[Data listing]
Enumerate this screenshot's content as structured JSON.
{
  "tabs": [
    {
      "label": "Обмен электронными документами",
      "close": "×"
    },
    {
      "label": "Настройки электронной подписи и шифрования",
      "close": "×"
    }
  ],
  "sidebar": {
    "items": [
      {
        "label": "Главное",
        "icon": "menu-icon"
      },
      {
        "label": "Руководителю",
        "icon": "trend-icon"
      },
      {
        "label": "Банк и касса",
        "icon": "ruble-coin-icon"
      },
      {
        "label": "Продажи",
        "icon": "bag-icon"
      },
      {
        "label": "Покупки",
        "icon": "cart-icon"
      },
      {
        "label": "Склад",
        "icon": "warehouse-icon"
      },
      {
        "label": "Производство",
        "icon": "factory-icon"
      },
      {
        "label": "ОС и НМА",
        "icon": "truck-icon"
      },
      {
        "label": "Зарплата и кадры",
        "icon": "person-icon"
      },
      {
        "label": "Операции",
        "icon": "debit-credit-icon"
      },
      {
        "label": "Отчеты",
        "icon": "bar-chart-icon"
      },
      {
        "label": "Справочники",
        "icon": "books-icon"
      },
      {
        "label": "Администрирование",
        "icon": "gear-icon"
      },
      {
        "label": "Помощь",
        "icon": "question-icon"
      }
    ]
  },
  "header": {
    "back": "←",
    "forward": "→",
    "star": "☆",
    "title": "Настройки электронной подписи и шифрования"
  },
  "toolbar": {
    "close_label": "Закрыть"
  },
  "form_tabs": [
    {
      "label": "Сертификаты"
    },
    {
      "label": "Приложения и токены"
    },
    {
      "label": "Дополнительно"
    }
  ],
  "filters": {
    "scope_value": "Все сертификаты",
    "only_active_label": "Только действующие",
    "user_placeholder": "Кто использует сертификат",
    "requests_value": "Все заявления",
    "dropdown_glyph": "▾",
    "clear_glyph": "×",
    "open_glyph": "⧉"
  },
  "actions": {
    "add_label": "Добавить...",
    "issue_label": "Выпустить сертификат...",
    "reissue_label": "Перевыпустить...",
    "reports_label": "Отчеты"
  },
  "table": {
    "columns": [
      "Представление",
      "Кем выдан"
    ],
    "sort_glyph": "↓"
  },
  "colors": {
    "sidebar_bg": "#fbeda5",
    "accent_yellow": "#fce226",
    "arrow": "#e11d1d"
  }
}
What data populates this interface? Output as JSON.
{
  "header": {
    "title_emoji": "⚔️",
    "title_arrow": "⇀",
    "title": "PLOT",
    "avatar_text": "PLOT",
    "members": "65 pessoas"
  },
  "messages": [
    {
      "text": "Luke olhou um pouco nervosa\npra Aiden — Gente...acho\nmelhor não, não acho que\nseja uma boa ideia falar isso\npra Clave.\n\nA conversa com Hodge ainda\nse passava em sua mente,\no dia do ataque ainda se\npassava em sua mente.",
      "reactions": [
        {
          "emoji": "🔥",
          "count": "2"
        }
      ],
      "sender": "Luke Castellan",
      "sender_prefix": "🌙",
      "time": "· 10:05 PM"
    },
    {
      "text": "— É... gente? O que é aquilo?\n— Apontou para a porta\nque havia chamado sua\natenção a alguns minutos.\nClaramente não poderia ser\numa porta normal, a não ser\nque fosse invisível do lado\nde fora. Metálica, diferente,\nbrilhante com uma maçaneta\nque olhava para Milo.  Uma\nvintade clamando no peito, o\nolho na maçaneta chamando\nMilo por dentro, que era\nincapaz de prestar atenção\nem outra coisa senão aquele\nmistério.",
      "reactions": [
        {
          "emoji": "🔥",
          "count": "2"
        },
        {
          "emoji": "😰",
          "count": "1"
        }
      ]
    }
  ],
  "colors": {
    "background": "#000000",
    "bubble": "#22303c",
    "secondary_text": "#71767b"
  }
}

## [TASK REQUIREMENTS]
Give back all the data exactly as written.

## [THE RESPONSE]
Enumerate this screenshot's content as structured JSON.
{
  "tabs": [
    {
      "label": "Обмен электронными документами",
      "close": "×"
    },
    {
      "label": "Настройки электронной подписи и шифрования",
      "close": "×"
    }
  ],
  "sidebar": {
    "items": [
      {
        "label": "Главное",
        "icon": "menu-icon"
      },
      {
        "label": "Руководителю",
        "icon": "trend-icon"
      },
      {
        "label": "Банк и касса",
        "icon": "ruble-coin-icon"
      },
      {
        "label": "Продажи",
        "icon": "bag-icon"
      },
      {
        "label": "Покупки",
        "icon": "cart-icon"
      },
      {
        "label": "Склад",
        "icon": "warehouse-icon"
      },
      {
        "label": "Производство",
        "icon": "factory-icon"
      },
      {
        "label": "ОС и НМА",
        "icon": "truck-icon"
      },
      {
        "label": "Зарплата и кадры",
        "icon": "person-icon"
      },
      {
        "label": "Операции",
        "icon": "debit-credit-icon"
      },
      {
        "label": "Отчеты",
        "icon": "bar-chart-icon"
      },
      {
        "label": "Справочники",
        "icon": "books-icon"
      },
      {
        "label": "Администрирование",
        "icon": "gear-icon"
      },
      {
        "label": "Помощь",
        "icon": "question-icon"
      }
    ]
  },
  "header": {
    "back": "←",
    "forward": "→",
    "star": "☆",
    "title": "Настройки электронной подписи и шифрования"
  },
  "toolbar": {
    "close_label": "Закрыть"
  },
  "form_tabs": [
    {
      "label": "Сертификаты"
    },
    {
      "label": "Приложения и токены"
    },
    {
      "label": "Дополнительно"
    }
  ],
  "filters": {
    "scope_value": "Все сертификаты",
    "only_active_label": "Только действующие",
    "user_placeholder": "Кто использует сертификат",
    "requests_value": "Все заявления",
    "dropdown_glyph": "▾",
    "clear_glyph": "×",
    "open_glyph": "⧉"
  },
  "actions": {
    "add_label": "Добавить...",
    "issue_label": "Выпустить сертификат...",
    "reissue_label": "Перевыпустить...",
    "reports_label": "Отчеты"
  },
  "table": {
    "columns": [
      "Представление",
      "Кем выдан"
    ],
    "sort_glyph": "↓"
  },
  "colors": {
    "sidebar_bg": "#fbeda5",
    "accent_yellow": "#fce226",
    "arrow": "#e11d1d"
  }
}
What data populates this interface? Output as JSON.
{
  "header": {
    "title_emoji": "⚔️",
    "title_arrow": "⇀",
    "title": "PLOT",
    "avatar_text": "PLOT",
    "members": "65 pessoas"
  },
  "messages": [
    {
      "text": "Luke olhou um pouco nervosa\npra Aiden — Gente...acho\nmelhor não, não acho que\nseja uma boa ideia falar isso\npra Clave.\n\nA conversa com Hodge ainda\nse passava em sua mente,\no dia do ataque ainda se\npassava em sua mente.",
      "reactions": [
        {
          "emoji": "🔥",
          "count": "2"
        }
      ],
      "sender": "Luke Castellan",
      "sender_prefix": "🌙",
      "time": "· 10:05 PM"
    },
    {
      "text": "— É... gente? O que é aquilo?\n— Apontou para a porta\nque havia chamado sua\natenção a alguns minutos.\nClaramente não poderia ser\numa porta normal, a não ser\nque fosse invisível do lado\nde fora. Metálica, diferente,\nbrilhante com uma maçaneta\nque olhava para Milo.  Uma\nvintade clamando no peito, o\nolho na maçaneta chamando\nMilo por dentro, que era\nincapaz de prestar atenção\nem outra coisa senão aquele\nmistério.",
      "reactions": [
        {
          "emoji": "🔥",
          "count": "2"
        },
        {
          "emoji": "😰",
          "count": "1"
        }
      ]
    }
  ],
  "colors": {
    "background": "#000000",
    "bubble": "#22303c",
    "secondary_text": "#71767b"
  }
}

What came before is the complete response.